→ What to produce
Find the number of lines containing the string "title" in the data. Answer with the number by itself.

→ Records supplied
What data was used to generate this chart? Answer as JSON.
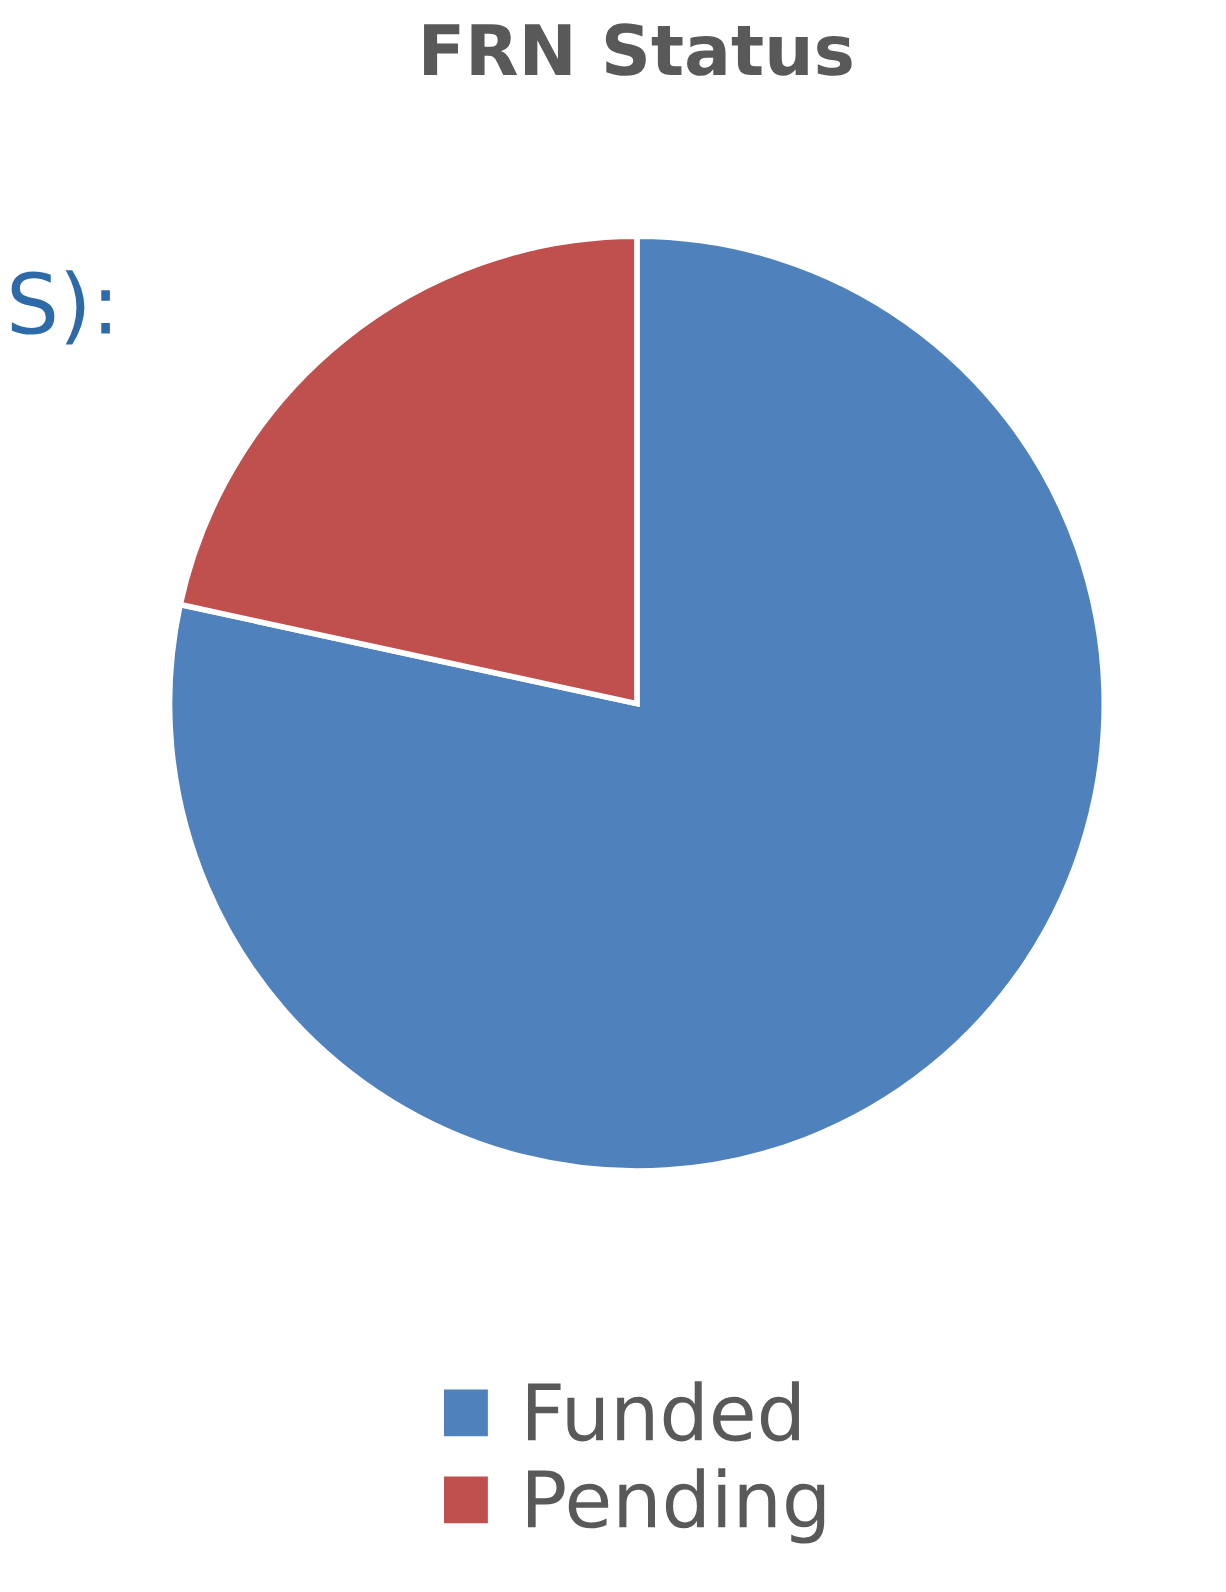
{
  "chart_data": {
    "type": "pie",
    "title": "FRN Status",
    "categories": [
      "Funded",
      "Pending"
    ],
    "values": [
      78.4,
      21.6
    ],
    "colors": [
      "#4f81bd",
      "#c0504d"
    ],
    "legend": "bottom",
    "annotations": [
      "S):"
    ]
  }
}
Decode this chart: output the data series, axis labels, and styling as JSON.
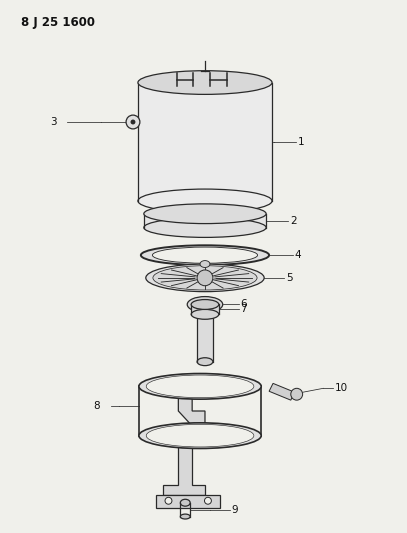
{
  "title": "8 J 25 1600",
  "background_color": "#f0f0eb",
  "line_color": "#2a2a2a",
  "label_color": "#111111",
  "fig_width": 4.07,
  "fig_height": 5.33,
  "dpi": 100
}
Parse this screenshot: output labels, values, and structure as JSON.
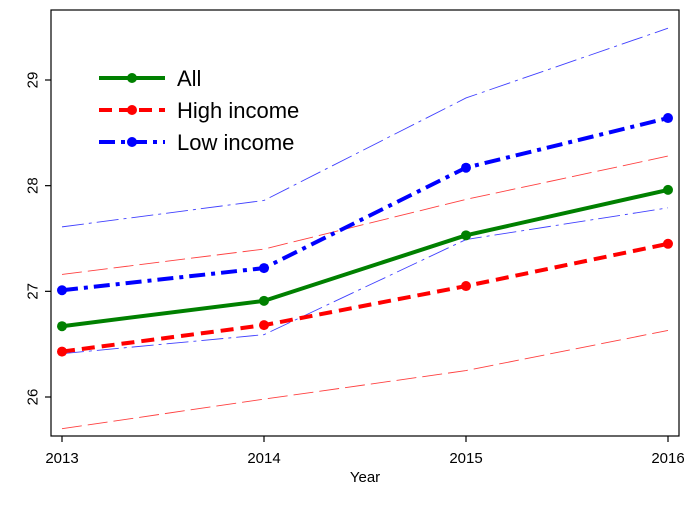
{
  "chart_data": {
    "type": "line",
    "title": "",
    "xlabel": "Year",
    "ylabel": "",
    "x": [
      2013,
      2014,
      2015,
      2016
    ],
    "x_tick_labels": [
      "2013",
      "2014",
      "2015",
      "2016"
    ],
    "y_ticks": [
      26,
      27,
      28,
      29
    ],
    "y_tick_labels": [
      "26",
      "27",
      "28",
      "29"
    ],
    "xlim": [
      2013,
      2016
    ],
    "ylim": [
      25.6,
      29.65
    ],
    "grid": false,
    "legend_position": "top-left",
    "series": [
      {
        "name": "All",
        "values": [
          26.67,
          26.91,
          27.53,
          27.96
        ],
        "color": "#008000",
        "dash": "solid",
        "marker": "circle"
      },
      {
        "name": "High income",
        "values": [
          26.43,
          26.68,
          27.05,
          27.45
        ],
        "color": "#ff0000",
        "dash": "dash",
        "marker": "circle"
      },
      {
        "name": "Low income",
        "values": [
          27.01,
          27.22,
          28.17,
          28.64
        ],
        "color": "#0000ff",
        "dash": "dashdot",
        "marker": "circle"
      }
    ],
    "confidence_bands": [
      {
        "series": "High income",
        "upper": [
          27.16,
          27.4,
          27.87,
          28.28
        ],
        "lower": [
          25.7,
          25.98,
          26.25,
          26.63
        ],
        "color": "#ff0000"
      },
      {
        "series": "Low income",
        "upper": [
          27.61,
          27.86,
          28.83,
          29.49
        ],
        "lower": [
          26.41,
          26.59,
          27.49,
          27.79
        ],
        "color": "#0000ff"
      }
    ]
  }
}
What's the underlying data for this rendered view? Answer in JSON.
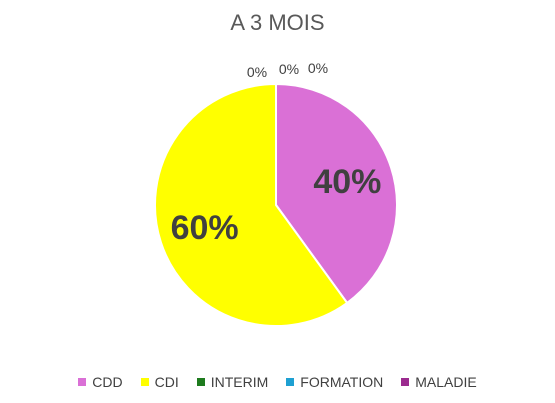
{
  "chart_data": {
    "type": "pie",
    "title": "A 3 MOIS",
    "categories": [
      "CDD",
      "CDI",
      "INTERIM",
      "FORMATION",
      "MALADIE"
    ],
    "values": [
      40,
      60,
      0,
      0,
      0
    ],
    "data_labels": [
      "40%",
      "60%",
      "0%",
      "0%",
      "0%"
    ],
    "colors": [
      "#da70d6",
      "#ffff00",
      "#1e7b1e",
      "#1ea0d2",
      "#9b2b8f"
    ],
    "legend_position": "bottom"
  }
}
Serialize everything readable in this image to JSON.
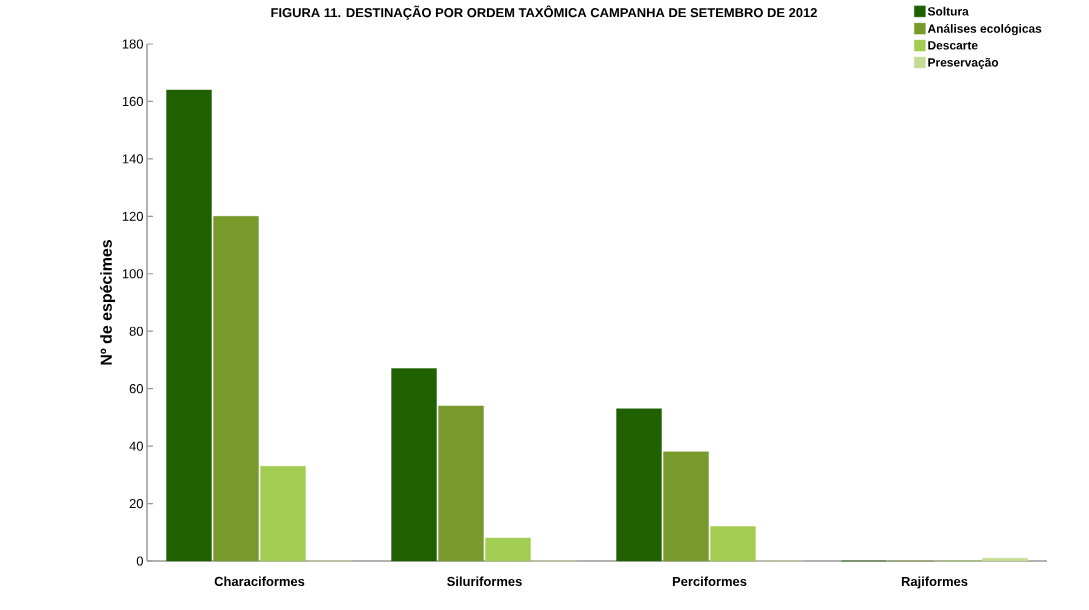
{
  "chart_data": {
    "type": "bar",
    "title": "FIGURA 11. DESTINAÇÃO POR ORDEM TAXÔMICA CAMPANHA DE SETEMBRO DE 2012",
    "ylabel": "Nº de espécimes",
    "categories": [
      "Characiformes",
      "Siluriformes",
      "Perciformes",
      "Rajiformes"
    ],
    "series": [
      {
        "name": "Soltura",
        "color": "#1f6000",
        "values": [
          164,
          67,
          53,
          0
        ]
      },
      {
        "name": "Análises ecológicas",
        "color": "#78992c",
        "values": [
          120,
          54,
          38,
          0
        ]
      },
      {
        "name": "Descarte",
        "color": "#a3cc52",
        "values": [
          33,
          8,
          12,
          0
        ]
      },
      {
        "name": "Preservação",
        "color": "#c4dc94",
        "values": [
          0,
          0,
          0,
          1
        ]
      }
    ],
    "ylim": [
      0,
      180
    ],
    "yticks": [
      0,
      20,
      40,
      60,
      80,
      100,
      120,
      140,
      160,
      180
    ],
    "grid": false,
    "legend": "top right"
  }
}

→ Problem solution
5